◆ **SET TASK**
Go through the data below. Pull out every line that has the word "globe".

◆ **TASK INPUT**
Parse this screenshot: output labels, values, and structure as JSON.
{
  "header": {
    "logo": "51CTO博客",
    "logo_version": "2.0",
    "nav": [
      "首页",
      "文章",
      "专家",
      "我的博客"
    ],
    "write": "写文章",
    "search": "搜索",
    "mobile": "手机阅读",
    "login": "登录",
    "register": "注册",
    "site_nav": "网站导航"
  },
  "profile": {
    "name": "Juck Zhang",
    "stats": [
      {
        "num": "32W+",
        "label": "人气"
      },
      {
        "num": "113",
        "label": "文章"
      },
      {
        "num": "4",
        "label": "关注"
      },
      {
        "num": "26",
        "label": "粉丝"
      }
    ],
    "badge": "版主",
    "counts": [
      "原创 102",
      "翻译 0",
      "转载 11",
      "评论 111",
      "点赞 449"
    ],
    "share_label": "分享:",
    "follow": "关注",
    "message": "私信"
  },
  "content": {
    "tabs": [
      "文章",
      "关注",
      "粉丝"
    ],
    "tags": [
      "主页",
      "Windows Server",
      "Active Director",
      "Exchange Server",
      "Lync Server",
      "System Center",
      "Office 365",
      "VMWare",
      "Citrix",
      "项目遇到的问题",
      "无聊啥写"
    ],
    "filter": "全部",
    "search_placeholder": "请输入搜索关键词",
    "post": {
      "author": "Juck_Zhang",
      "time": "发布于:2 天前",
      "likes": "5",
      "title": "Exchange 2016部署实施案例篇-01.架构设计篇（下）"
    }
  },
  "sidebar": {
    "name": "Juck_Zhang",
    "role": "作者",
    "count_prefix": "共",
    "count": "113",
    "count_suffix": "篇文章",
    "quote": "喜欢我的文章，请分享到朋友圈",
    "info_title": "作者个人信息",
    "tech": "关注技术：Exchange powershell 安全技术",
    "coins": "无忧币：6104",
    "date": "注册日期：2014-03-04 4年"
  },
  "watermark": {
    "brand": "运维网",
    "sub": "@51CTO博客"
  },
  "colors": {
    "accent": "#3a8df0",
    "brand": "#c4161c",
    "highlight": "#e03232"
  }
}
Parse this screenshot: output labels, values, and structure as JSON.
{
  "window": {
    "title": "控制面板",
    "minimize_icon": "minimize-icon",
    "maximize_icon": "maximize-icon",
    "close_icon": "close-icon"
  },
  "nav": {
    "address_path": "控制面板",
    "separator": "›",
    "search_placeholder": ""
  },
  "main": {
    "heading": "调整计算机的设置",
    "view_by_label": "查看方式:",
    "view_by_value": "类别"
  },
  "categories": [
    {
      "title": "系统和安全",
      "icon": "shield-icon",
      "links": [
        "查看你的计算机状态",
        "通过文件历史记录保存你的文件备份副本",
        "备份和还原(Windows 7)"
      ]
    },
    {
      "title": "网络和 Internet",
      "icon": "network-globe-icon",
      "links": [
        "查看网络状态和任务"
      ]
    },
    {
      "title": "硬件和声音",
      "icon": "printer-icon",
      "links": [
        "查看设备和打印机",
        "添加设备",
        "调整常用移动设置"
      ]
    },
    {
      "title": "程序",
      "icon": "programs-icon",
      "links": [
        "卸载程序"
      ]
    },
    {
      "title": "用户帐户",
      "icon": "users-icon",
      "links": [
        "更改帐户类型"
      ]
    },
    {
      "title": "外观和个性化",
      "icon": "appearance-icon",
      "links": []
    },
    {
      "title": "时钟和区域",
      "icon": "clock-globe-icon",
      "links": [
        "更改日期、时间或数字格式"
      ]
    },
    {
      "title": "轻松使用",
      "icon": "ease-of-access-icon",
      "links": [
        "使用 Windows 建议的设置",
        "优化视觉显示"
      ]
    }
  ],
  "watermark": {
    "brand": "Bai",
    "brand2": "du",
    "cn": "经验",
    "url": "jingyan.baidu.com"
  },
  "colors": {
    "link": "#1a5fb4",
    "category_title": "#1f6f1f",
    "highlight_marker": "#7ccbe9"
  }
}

◆ **FINAL ANSWER**
      "icon": "network-globe-icon",
      "icon": "clock-globe-icon",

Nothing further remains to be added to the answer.